Task brief.
Reproduce the following items line for line, without changing any character.

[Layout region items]
--- START ---

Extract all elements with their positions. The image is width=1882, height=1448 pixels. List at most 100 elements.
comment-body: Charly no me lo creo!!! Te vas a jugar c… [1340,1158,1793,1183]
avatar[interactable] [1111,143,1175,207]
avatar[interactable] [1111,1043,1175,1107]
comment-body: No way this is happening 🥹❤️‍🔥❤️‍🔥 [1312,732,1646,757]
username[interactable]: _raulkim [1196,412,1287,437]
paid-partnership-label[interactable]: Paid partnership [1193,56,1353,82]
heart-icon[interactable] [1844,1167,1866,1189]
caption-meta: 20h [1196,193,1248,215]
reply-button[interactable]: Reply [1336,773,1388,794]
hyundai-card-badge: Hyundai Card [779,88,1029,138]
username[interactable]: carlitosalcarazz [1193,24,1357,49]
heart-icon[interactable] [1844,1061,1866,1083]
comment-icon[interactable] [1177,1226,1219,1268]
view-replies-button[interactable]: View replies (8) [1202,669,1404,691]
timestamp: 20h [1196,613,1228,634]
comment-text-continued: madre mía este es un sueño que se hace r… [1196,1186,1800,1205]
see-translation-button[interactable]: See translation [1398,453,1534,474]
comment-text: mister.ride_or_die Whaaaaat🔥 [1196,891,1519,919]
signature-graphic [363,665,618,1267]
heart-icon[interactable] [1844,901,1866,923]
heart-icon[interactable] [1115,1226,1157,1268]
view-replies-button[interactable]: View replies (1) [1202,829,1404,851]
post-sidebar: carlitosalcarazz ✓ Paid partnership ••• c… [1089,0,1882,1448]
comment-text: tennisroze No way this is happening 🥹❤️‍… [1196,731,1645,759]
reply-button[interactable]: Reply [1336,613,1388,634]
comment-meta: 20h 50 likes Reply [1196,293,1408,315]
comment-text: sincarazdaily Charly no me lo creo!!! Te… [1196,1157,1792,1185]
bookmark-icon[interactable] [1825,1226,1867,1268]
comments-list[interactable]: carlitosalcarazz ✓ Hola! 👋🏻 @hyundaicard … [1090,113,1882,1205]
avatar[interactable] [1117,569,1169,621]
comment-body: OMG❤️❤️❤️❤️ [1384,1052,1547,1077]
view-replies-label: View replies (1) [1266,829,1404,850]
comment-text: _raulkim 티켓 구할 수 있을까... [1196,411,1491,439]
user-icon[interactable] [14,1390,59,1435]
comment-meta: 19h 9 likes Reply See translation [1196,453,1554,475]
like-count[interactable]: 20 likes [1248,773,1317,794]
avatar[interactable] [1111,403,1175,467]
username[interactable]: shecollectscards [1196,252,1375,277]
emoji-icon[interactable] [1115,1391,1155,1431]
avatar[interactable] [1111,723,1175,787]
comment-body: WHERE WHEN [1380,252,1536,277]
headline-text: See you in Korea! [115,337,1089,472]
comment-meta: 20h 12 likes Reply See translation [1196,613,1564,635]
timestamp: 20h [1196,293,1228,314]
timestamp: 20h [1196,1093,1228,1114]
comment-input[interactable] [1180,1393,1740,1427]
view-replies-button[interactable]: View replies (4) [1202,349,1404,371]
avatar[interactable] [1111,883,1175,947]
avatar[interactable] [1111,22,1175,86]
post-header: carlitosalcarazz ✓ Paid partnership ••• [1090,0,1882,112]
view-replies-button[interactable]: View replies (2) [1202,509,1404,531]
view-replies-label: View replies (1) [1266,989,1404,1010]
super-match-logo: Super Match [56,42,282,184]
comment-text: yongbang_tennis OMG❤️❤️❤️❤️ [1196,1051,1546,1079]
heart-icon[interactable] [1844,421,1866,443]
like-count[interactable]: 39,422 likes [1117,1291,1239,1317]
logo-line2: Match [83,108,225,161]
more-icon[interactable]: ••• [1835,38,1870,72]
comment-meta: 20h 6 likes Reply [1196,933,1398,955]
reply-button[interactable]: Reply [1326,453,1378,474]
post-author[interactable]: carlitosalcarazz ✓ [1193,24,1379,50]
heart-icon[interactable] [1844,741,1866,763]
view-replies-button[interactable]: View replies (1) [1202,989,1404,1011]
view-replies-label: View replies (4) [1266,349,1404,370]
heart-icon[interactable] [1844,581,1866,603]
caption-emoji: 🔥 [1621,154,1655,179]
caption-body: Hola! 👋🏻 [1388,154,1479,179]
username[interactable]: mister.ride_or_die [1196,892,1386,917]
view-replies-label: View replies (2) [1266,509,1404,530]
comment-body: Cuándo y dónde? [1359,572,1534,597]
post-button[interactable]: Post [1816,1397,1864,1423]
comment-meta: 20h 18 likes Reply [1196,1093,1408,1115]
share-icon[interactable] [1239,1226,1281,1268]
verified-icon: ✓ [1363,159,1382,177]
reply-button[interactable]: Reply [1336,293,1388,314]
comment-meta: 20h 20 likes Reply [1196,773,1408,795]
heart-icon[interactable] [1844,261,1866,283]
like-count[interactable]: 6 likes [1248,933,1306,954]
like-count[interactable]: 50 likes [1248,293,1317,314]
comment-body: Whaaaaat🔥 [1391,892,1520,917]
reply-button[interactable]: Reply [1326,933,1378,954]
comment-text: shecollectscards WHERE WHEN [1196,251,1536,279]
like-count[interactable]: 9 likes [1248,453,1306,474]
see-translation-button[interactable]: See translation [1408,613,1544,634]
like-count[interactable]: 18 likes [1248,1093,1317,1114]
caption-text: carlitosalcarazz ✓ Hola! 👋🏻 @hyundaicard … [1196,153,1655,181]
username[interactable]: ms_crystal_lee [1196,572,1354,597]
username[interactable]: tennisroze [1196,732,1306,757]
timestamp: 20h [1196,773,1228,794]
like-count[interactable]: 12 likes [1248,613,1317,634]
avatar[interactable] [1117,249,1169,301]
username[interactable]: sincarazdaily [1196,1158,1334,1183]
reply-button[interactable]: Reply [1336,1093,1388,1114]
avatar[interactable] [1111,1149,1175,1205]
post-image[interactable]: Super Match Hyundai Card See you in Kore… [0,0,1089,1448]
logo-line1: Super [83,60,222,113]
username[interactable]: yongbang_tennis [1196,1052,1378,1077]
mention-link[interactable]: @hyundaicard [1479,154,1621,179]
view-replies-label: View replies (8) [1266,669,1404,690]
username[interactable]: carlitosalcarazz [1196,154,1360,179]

--- END ---

Solution.
Extract all elements with their positions. The image is width=1882, height=1448 pixels. List at most 100 elements.
comment-body: Charly no me lo creo!!! Te vas a jugar c… [1340,1158,1793,1183]
avatar[interactable] [1111,143,1175,207]
avatar[interactable] [1111,1043,1175,1107]
comment-body: No way this is happening 🥹❤️‍🔥❤️‍🔥 [1312,732,1646,757]
username[interactable]: _raulkim [1196,412,1287,437]
paid-partnership-label[interactable]: Paid partnership [1193,56,1353,82]
heart-icon[interactable] [1844,1167,1866,1189]
caption-meta: 20h [1196,193,1248,215]
reply-button[interactable]: Reply [1336,773,1388,794]
hyundai-card-badge: Hyundai Card [779,88,1029,138]
username[interactable]: carlitosalcarazz [1193,24,1357,49]
heart-icon[interactable] [1844,1061,1866,1083]
comment-icon[interactable] [1177,1226,1219,1268]
view-replies-button[interactable]: View replies (8) [1202,669,1404,691]
timestamp: 20h [1196,613,1228,634]
comment-text-continued: madre mía este es un sueño que se hace r… [1196,1186,1800,1205]
see-translation-button[interactable]: See translation [1398,453,1534,474]
comment-text: mister.ride_or_die Whaaaaat🔥 [1196,891,1519,919]
signature-graphic [363,665,618,1267]
heart-icon[interactable] [1844,901,1866,923]
heart-icon[interactable] [1115,1226,1157,1268]
view-replies-button[interactable]: View replies (1) [1202,829,1404,851]
post-sidebar: carlitosalcarazz ✓ Paid partnership ••• c… [1089,0,1882,1448]
comment-text: tennisroze No way this is happening 🥹❤️‍… [1196,731,1645,759]
reply-button[interactable]: Reply [1336,613,1388,634]
comment-meta: 20h 50 likes Reply [1196,293,1408,315]
comment-text: sincarazdaily Charly no me lo creo!!! Te… [1196,1157,1792,1185]
bookmark-icon[interactable] [1825,1226,1867,1268]
comments-list[interactable]: carlitosalcarazz ✓ Hola! 👋🏻 @hyundaicard … [1090,113,1882,1205]
avatar[interactable] [1117,569,1169,621]
comment-body: OMG❤️❤️❤️❤️ [1384,1052,1547,1077]
view-replies-label: View replies (1) [1266,829,1404,850]
comment-text: _raulkim 티켓 구할 수 있을까... [1196,411,1491,439]
user-icon[interactable] [14,1390,59,1435]
comment-meta: 19h 9 likes Reply See translation [1196,453,1554,475]
like-count[interactable]: 20 likes [1248,773,1317,794]
avatar[interactable] [1111,403,1175,467]
username[interactable]: shecollectscards [1196,252,1375,277]
emoji-icon[interactable] [1115,1391,1155,1431]
avatar[interactable] [1111,723,1175,787]
comment-body: WHERE WHEN [1380,252,1536,277]
headline-text: See you in Korea! [115,337,1089,472]
comment-meta: 20h 12 likes Reply See translation [1196,613,1564,635]
timestamp: 20h [1196,293,1228,314]
timestamp: 20h [1196,1093,1228,1114]
comment-input[interactable] [1180,1393,1740,1427]
view-replies-button[interactable]: View replies (4) [1202,349,1404,371]
avatar[interactable] [1111,883,1175,947]
avatar[interactable] [1111,22,1175,86]
post-header: carlitosalcarazz ✓ Paid partnership ••• [1090,0,1882,112]
view-replies-button[interactable]: View replies (2) [1202,509,1404,531]
view-replies-label: View replies (1) [1266,989,1404,1010]
super-match-logo: Super Match [56,42,282,184]
comment-text: yongbang_tennis OMG❤️❤️❤️❤️ [1196,1051,1546,1079]
heart-icon[interactable] [1844,421,1866,443]
like-count[interactable]: 39,422 likes [1117,1291,1239,1317]
logo-line2: Match [83,108,225,161]
more-icon[interactable]: ••• [1835,38,1870,72]
comment-meta: 20h 6 likes Reply [1196,933,1398,955]
reply-button[interactable]: Reply [1326,453,1378,474]
post-author[interactable]: carlitosalcarazz ✓ [1193,24,1379,50]
heart-icon[interactable] [1844,741,1866,763]
view-replies-button[interactable]: View replies (1) [1202,989,1404,1011]
view-replies-label: View replies (4) [1266,349,1404,370]
heart-icon[interactable] [1844,581,1866,603]
caption-emoji: 🔥 [1621,154,1655,179]
caption-body: Hola! 👋🏻 [1388,154,1479,179]
username[interactable]: mister.ride_or_die [1196,892,1386,917]
view-replies-label: View replies (2) [1266,509,1404,530]
comment-body: Cuándo y dónde? [1359,572,1534,597]
post-button[interactable]: Post [1816,1397,1864,1423]
comment-meta: 20h 18 likes Reply [1196,1093,1408,1115]
share-icon[interactable] [1239,1226,1281,1268]
verified-icon: ✓ [1363,159,1382,177]
reply-button[interactable]: Reply [1336,293,1388,314]
comment-meta: 20h 20 likes Reply [1196,773,1408,795]
heart-icon[interactable] [1844,261,1866,283]
like-count[interactable]: 6 likes [1248,933,1306,954]
like-count[interactable]: 50 likes [1248,293,1317,314]
comment-body: Whaaaaat🔥 [1391,892,1520,917]
reply-button[interactable]: Reply [1326,933,1378,954]
comment-text: shecollectscards WHERE WHEN [1196,251,1536,279]
like-count[interactable]: 9 likes [1248,453,1306,474]
see-translation-button[interactable]: See translation [1408,613,1544,634]
like-count[interactable]: 18 likes [1248,1093,1317,1114]
caption-text: carlitosalcarazz ✓ Hola! 👋🏻 @hyundaicard … [1196,153,1655,181]
username[interactable]: ms_crystal_lee [1196,572,1354,597]
username[interactable]: tennisroze [1196,732,1306,757]
timestamp: 20h [1196,773,1228,794]
like-count[interactable]: 12 likes [1248,613,1317,634]
avatar[interactable] [1117,249,1169,301]
username[interactable]: sincarazdaily [1196,1158,1334,1183]
reply-button[interactable]: Reply [1336,1093,1388,1114]
avatar[interactable] [1111,1149,1175,1205]
post-image[interactable]: Super Match Hyundai Card See you in Kore… [0,0,1089,1448]
logo-line1: Super [83,60,222,113]
username[interactable]: yongbang_tennis [1196,1052,1378,1077]
mention-link[interactable]: @hyundaicard [1479,154,1621,179]
view-replies-label: View replies (8) [1266,669,1404,690]
username[interactable]: carlitosalcarazz [1196,154,1360,179]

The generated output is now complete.